··· Data supplied ···

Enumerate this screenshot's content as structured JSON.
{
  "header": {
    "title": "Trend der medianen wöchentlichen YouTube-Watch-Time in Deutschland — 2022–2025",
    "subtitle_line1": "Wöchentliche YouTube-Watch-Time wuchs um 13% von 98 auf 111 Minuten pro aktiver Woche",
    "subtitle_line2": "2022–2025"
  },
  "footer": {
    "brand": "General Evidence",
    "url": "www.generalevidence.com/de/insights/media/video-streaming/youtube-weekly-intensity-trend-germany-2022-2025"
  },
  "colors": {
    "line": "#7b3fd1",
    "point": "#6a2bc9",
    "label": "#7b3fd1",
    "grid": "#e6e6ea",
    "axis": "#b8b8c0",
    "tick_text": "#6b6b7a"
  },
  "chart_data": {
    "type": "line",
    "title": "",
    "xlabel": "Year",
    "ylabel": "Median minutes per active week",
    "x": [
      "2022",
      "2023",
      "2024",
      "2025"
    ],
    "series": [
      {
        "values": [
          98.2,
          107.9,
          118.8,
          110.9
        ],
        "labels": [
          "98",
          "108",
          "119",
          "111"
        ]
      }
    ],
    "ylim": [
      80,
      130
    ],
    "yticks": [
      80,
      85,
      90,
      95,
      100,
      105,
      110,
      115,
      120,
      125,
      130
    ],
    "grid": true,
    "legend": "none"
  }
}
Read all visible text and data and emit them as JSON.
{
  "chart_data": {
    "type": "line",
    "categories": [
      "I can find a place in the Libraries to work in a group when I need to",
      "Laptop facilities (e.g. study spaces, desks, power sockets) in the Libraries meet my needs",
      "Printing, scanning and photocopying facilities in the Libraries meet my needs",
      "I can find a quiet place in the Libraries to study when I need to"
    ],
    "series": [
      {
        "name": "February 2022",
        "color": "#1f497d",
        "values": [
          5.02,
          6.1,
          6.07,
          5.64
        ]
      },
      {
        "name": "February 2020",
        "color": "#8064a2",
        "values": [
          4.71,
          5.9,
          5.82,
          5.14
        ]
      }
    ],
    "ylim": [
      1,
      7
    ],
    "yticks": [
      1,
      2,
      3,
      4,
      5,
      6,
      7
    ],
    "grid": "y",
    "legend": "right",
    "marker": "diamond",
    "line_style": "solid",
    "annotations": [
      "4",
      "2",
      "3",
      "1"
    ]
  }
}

···

*Task to complete*. Return the whole listing exactly.

*Problem solution*.
Enumerate this screenshot's content as structured JSON.
{
  "header": {
    "title": "Trend der medianen wöchentlichen YouTube-Watch-Time in Deutschland — 2022–2025",
    "subtitle_line1": "Wöchentliche YouTube-Watch-Time wuchs um 13% von 98 auf 111 Minuten pro aktiver Woche",
    "subtitle_line2": "2022–2025"
  },
  "footer": {
    "brand": "General Evidence",
    "url": "www.generalevidence.com/de/insights/media/video-streaming/youtube-weekly-intensity-trend-germany-2022-2025"
  },
  "colors": {
    "line": "#7b3fd1",
    "point": "#6a2bc9",
    "label": "#7b3fd1",
    "grid": "#e6e6ea",
    "axis": "#b8b8c0",
    "tick_text": "#6b6b7a"
  },
  "chart_data": {
    "type": "line",
    "title": "",
    "xlabel": "Year",
    "ylabel": "Median minutes per active week",
    "x": [
      "2022",
      "2023",
      "2024",
      "2025"
    ],
    "series": [
      {
        "values": [
          98.2,
          107.9,
          118.8,
          110.9
        ],
        "labels": [
          "98",
          "108",
          "119",
          "111"
        ]
      }
    ],
    "ylim": [
      80,
      130
    ],
    "yticks": [
      80,
      85,
      90,
      95,
      100,
      105,
      110,
      115,
      120,
      125,
      130
    ],
    "grid": true,
    "legend": "none"
  }
}
Read all visible text and data and emit them as JSON.
{
  "chart_data": {
    "type": "line",
    "categories": [
      "I can find a place in the Libraries to work in a group when I need to",
      "Laptop facilities (e.g. study spaces, desks, power sockets) in the Libraries meet my needs",
      "Printing, scanning and photocopying facilities in the Libraries meet my needs",
      "I can find a quiet place in the Libraries to study when I need to"
    ],
    "series": [
      {
        "name": "February 2022",
        "color": "#1f497d",
        "values": [
          5.02,
          6.1,
          6.07,
          5.64
        ]
      },
      {
        "name": "February 2020",
        "color": "#8064a2",
        "values": [
          4.71,
          5.9,
          5.82,
          5.14
        ]
      }
    ],
    "ylim": [
      1,
      7
    ],
    "yticks": [
      1,
      2,
      3,
      4,
      5,
      6,
      7
    ],
    "grid": "y",
    "legend": "right",
    "marker": "diamond",
    "line_style": "solid",
    "annotations": [
      "4",
      "2",
      "3",
      "1"
    ]
  }
}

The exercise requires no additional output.